--- Start of DATASET RECORDS ---

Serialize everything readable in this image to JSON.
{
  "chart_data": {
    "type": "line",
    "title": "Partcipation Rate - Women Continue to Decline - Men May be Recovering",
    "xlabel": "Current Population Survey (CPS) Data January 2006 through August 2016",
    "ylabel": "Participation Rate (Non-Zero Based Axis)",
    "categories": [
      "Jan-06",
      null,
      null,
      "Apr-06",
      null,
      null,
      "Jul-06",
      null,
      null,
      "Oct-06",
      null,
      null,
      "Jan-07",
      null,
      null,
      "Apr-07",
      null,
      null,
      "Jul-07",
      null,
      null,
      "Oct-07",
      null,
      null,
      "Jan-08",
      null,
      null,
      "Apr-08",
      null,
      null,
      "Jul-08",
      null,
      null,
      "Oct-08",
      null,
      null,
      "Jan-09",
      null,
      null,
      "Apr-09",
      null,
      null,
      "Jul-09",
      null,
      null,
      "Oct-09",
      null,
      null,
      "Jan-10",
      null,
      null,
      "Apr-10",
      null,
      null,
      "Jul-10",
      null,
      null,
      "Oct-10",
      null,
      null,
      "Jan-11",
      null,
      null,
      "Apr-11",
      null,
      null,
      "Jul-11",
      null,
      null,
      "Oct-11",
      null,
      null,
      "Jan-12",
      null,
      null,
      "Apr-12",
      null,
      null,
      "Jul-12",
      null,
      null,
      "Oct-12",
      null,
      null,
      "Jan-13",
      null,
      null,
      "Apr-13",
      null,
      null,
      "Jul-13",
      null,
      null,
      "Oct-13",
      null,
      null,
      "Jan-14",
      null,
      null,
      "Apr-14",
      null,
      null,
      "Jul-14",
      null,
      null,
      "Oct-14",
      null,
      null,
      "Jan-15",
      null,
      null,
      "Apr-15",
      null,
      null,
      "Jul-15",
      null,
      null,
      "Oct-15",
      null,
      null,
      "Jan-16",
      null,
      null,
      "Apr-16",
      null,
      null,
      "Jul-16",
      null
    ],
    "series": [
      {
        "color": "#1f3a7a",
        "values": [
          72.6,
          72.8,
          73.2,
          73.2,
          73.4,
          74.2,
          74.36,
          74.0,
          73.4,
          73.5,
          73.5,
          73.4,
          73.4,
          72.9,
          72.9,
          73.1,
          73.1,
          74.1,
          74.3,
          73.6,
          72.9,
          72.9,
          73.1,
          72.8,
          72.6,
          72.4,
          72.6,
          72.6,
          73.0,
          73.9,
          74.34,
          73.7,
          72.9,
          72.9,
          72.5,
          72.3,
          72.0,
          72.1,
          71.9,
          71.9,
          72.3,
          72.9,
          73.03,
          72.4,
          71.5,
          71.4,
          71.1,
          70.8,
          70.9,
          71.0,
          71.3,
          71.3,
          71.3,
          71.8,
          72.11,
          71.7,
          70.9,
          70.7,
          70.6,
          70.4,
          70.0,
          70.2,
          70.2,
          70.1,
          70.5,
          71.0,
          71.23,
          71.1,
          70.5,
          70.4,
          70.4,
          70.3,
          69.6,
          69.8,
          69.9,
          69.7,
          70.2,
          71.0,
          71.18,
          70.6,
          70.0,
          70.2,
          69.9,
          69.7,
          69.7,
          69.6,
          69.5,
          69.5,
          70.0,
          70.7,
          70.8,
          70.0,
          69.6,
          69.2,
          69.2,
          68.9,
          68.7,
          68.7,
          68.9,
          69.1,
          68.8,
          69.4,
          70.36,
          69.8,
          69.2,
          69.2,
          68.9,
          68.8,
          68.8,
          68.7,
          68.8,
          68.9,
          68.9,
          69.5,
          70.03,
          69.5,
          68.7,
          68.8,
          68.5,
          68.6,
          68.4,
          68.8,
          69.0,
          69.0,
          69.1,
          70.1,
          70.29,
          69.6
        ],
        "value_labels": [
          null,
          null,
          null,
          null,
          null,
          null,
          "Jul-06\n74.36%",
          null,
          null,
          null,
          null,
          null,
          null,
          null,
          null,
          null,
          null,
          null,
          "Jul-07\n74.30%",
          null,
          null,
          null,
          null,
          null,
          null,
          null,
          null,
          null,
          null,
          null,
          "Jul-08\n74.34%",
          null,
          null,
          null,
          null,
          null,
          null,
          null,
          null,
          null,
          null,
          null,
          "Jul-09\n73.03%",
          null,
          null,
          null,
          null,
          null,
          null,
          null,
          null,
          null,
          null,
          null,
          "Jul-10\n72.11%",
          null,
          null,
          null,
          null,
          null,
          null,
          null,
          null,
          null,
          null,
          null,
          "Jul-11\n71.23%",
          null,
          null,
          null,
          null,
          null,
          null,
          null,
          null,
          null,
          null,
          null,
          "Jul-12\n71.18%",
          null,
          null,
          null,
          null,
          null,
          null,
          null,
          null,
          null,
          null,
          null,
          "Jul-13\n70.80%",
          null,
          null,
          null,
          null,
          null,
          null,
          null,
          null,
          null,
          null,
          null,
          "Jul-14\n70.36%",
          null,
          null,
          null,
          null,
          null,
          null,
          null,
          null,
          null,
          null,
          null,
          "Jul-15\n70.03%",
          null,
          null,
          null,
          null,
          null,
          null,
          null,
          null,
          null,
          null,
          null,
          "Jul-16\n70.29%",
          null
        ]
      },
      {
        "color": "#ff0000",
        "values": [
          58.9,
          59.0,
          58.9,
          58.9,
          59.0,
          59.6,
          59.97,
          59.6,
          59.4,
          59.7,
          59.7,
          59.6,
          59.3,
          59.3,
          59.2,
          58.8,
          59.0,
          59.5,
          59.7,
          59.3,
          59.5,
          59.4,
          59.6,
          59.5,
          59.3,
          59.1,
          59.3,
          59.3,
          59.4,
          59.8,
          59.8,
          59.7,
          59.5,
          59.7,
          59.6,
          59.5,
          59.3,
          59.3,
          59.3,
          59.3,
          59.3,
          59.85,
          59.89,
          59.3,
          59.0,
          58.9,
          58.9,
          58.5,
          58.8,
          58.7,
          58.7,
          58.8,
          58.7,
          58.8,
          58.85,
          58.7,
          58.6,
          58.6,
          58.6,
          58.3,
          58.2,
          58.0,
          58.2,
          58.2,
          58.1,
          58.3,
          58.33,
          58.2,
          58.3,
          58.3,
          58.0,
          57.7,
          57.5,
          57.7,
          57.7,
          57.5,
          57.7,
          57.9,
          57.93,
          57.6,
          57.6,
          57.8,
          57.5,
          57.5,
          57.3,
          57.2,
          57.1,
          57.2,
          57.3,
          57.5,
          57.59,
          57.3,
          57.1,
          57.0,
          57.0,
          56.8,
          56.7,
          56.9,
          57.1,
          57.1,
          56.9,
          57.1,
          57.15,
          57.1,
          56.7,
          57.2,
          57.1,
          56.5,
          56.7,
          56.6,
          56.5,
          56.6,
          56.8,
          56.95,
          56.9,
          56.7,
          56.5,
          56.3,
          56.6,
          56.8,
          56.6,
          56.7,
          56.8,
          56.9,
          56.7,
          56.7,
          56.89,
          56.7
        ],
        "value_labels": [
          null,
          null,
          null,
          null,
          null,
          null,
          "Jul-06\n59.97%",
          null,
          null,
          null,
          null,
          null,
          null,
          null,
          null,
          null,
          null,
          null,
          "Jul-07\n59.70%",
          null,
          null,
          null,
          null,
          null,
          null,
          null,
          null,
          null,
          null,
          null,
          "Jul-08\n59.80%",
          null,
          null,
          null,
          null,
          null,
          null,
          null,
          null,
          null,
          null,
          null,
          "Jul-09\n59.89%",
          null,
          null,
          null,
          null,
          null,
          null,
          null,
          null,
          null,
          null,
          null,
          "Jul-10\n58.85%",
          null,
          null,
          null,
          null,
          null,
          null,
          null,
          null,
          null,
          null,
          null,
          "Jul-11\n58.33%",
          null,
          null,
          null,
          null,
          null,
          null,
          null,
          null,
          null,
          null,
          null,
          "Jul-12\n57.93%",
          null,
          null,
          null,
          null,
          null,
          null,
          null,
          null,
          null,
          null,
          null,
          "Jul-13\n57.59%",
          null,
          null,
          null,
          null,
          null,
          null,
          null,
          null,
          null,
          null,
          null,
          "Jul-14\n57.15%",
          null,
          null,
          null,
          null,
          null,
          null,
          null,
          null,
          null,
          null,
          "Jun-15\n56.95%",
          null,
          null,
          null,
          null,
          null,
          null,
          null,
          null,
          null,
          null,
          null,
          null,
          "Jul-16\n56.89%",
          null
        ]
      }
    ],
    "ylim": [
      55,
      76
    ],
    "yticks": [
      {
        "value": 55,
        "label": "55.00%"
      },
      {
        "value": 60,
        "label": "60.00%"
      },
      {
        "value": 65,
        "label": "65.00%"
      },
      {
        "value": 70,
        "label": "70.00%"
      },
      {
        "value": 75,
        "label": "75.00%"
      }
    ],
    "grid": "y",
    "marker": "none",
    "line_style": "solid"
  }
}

--- End of DATASET RECORDS ---

WRITTEN EXERCISE: Looking at the records above, tally the lines holding "Rate" and reply with that number only.

SOLUTION: 2